• _Request_: Give the material again in full, matching it exactly.

• _Provided data_:
*-*-*
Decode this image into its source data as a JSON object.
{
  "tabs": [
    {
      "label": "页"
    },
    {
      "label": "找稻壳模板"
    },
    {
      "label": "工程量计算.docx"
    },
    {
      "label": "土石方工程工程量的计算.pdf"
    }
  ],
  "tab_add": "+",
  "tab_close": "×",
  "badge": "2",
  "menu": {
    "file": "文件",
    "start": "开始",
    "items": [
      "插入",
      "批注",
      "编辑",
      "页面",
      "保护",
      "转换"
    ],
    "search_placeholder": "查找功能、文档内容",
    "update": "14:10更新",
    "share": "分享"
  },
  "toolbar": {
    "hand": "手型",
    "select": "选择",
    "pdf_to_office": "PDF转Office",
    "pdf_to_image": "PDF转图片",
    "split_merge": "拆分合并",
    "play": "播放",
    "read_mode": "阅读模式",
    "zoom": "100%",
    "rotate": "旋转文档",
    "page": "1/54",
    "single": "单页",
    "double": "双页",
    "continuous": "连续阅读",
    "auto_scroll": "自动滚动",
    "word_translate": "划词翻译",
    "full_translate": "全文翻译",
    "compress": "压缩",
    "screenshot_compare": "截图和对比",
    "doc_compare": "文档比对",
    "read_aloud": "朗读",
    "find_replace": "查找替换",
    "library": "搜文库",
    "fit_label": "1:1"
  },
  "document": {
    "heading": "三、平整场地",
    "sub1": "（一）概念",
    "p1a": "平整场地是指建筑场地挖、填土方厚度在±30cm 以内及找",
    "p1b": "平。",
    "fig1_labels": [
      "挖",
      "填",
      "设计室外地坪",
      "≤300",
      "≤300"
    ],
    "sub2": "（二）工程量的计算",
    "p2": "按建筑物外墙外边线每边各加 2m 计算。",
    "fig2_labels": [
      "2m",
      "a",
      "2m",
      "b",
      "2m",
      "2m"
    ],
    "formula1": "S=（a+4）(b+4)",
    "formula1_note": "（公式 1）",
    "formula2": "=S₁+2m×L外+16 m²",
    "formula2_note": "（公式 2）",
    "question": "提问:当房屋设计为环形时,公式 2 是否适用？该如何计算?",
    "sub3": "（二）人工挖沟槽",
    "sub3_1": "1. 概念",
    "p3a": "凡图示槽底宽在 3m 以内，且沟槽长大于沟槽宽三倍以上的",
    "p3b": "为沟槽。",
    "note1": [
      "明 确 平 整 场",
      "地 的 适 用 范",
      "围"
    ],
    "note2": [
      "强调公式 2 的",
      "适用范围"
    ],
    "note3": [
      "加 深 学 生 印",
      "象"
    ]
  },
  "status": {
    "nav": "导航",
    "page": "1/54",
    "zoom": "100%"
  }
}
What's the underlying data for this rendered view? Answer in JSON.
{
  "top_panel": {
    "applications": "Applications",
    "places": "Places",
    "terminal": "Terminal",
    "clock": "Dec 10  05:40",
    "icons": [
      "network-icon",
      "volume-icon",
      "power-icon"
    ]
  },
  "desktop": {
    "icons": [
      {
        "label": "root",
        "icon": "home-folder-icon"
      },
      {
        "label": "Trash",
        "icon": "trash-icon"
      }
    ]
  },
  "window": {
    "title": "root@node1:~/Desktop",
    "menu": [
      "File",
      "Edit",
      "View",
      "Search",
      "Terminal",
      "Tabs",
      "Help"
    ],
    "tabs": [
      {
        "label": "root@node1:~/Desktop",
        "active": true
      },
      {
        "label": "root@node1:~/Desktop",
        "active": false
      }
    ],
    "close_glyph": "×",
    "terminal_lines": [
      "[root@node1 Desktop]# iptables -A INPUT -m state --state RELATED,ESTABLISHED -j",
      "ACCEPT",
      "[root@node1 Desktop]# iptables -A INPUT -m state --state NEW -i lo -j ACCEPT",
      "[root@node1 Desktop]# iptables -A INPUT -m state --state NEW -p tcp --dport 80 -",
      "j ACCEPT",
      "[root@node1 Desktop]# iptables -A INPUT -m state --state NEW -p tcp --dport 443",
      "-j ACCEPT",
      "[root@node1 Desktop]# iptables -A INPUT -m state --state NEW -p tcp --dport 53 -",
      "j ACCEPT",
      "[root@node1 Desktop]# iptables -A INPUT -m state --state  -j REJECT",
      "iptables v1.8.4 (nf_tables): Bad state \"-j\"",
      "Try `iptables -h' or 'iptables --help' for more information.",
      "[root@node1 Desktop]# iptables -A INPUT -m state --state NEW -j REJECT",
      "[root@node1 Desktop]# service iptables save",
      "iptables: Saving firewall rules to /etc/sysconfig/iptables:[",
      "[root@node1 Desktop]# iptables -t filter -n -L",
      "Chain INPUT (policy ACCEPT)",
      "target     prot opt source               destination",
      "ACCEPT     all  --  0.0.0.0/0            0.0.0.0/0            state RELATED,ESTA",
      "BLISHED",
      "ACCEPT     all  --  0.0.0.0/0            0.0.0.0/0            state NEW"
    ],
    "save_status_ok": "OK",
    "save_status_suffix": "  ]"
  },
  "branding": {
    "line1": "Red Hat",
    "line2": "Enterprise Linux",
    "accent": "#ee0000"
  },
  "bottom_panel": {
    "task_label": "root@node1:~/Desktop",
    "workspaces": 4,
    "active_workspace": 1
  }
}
*-*-*
• _Reply to the exercise_:
Decode this image into its source data as a JSON object.
{
  "tabs": [
    {
      "label": "页"
    },
    {
      "label": "找稻壳模板"
    },
    {
      "label": "工程量计算.docx"
    },
    {
      "label": "土石方工程工程量的计算.pdf"
    }
  ],
  "tab_add": "+",
  "tab_close": "×",
  "badge": "2",
  "menu": {
    "file": "文件",
    "start": "开始",
    "items": [
      "插入",
      "批注",
      "编辑",
      "页面",
      "保护",
      "转换"
    ],
    "search_placeholder": "查找功能、文档内容",
    "update": "14:10更新",
    "share": "分享"
  },
  "toolbar": {
    "hand": "手型",
    "select": "选择",
    "pdf_to_office": "PDF转Office",
    "pdf_to_image": "PDF转图片",
    "split_merge": "拆分合并",
    "play": "播放",
    "read_mode": "阅读模式",
    "zoom": "100%",
    "rotate": "旋转文档",
    "page": "1/54",
    "single": "单页",
    "double": "双页",
    "continuous": "连续阅读",
    "auto_scroll": "自动滚动",
    "word_translate": "划词翻译",
    "full_translate": "全文翻译",
    "compress": "压缩",
    "screenshot_compare": "截图和对比",
    "doc_compare": "文档比对",
    "read_aloud": "朗读",
    "find_replace": "查找替换",
    "library": "搜文库",
    "fit_label": "1:1"
  },
  "document": {
    "heading": "三、平整场地",
    "sub1": "（一）概念",
    "p1a": "平整场地是指建筑场地挖、填土方厚度在±30cm 以内及找",
    "p1b": "平。",
    "fig1_labels": [
      "挖",
      "填",
      "设计室外地坪",
      "≤300",
      "≤300"
    ],
    "sub2": "（二）工程量的计算",
    "p2": "按建筑物外墙外边线每边各加 2m 计算。",
    "fig2_labels": [
      "2m",
      "a",
      "2m",
      "b",
      "2m",
      "2m"
    ],
    "formula1": "S=（a+4）(b+4)",
    "formula1_note": "（公式 1）",
    "formula2": "=S₁+2m×L外+16 m²",
    "formula2_note": "（公式 2）",
    "question": "提问:当房屋设计为环形时,公式 2 是否适用？该如何计算?",
    "sub3": "（二）人工挖沟槽",
    "sub3_1": "1. 概念",
    "p3a": "凡图示槽底宽在 3m 以内，且沟槽长大于沟槽宽三倍以上的",
    "p3b": "为沟槽。",
    "note1": [
      "明 确 平 整 场",
      "地 的 适 用 范",
      "围"
    ],
    "note2": [
      "强调公式 2 的",
      "适用范围"
    ],
    "note3": [
      "加 深 学 生 印",
      "象"
    ]
  },
  "status": {
    "nav": "导航",
    "page": "1/54",
    "zoom": "100%"
  }
}
What's the underlying data for this rendered view? Answer in JSON.
{
  "top_panel": {
    "applications": "Applications",
    "places": "Places",
    "terminal": "Terminal",
    "clock": "Dec 10  05:40",
    "icons": [
      "network-icon",
      "volume-icon",
      "power-icon"
    ]
  },
  "desktop": {
    "icons": [
      {
        "label": "root",
        "icon": "home-folder-icon"
      },
      {
        "label": "Trash",
        "icon": "trash-icon"
      }
    ]
  },
  "window": {
    "title": "root@node1:~/Desktop",
    "menu": [
      "File",
      "Edit",
      "View",
      "Search",
      "Terminal",
      "Tabs",
      "Help"
    ],
    "tabs": [
      {
        "label": "root@node1:~/Desktop",
        "active": true
      },
      {
        "label": "root@node1:~/Desktop",
        "active": false
      }
    ],
    "close_glyph": "×",
    "terminal_lines": [
      "[root@node1 Desktop]# iptables -A INPUT -m state --state RELATED,ESTABLISHED -j",
      "ACCEPT",
      "[root@node1 Desktop]# iptables -A INPUT -m state --state NEW -i lo -j ACCEPT",
      "[root@node1 Desktop]# iptables -A INPUT -m state --state NEW -p tcp --dport 80 -",
      "j ACCEPT",
      "[root@node1 Desktop]# iptables -A INPUT -m state --state NEW -p tcp --dport 443",
      "-j ACCEPT",
      "[root@node1 Desktop]# iptables -A INPUT -m state --state NEW -p tcp --dport 53 -",
      "j ACCEPT",
      "[root@node1 Desktop]# iptables -A INPUT -m state --state  -j REJECT",
      "iptables v1.8.4 (nf_tables): Bad state \"-j\"",
      "Try `iptables -h' or 'iptables --help' for more information.",
      "[root@node1 Desktop]# iptables -A INPUT -m state --state NEW -j REJECT",
      "[root@node1 Desktop]# service iptables save",
      "iptables: Saving firewall rules to /etc/sysconfig/iptables:[",
      "[root@node1 Desktop]# iptables -t filter -n -L",
      "Chain INPUT (policy ACCEPT)",
      "target     prot opt source               destination",
      "ACCEPT     all  --  0.0.0.0/0            0.0.0.0/0            state RELATED,ESTA",
      "BLISHED",
      "ACCEPT     all  --  0.0.0.0/0            0.0.0.0/0            state NEW"
    ],
    "save_status_ok": "OK",
    "save_status_suffix": "  ]"
  },
  "branding": {
    "line1": "Red Hat",
    "line2": "Enterprise Linux",
    "accent": "#ee0000"
  },
  "bottom_panel": {
    "task_label": "root@node1:~/Desktop",
    "workspaces": 4,
    "active_workspace": 1
  }
}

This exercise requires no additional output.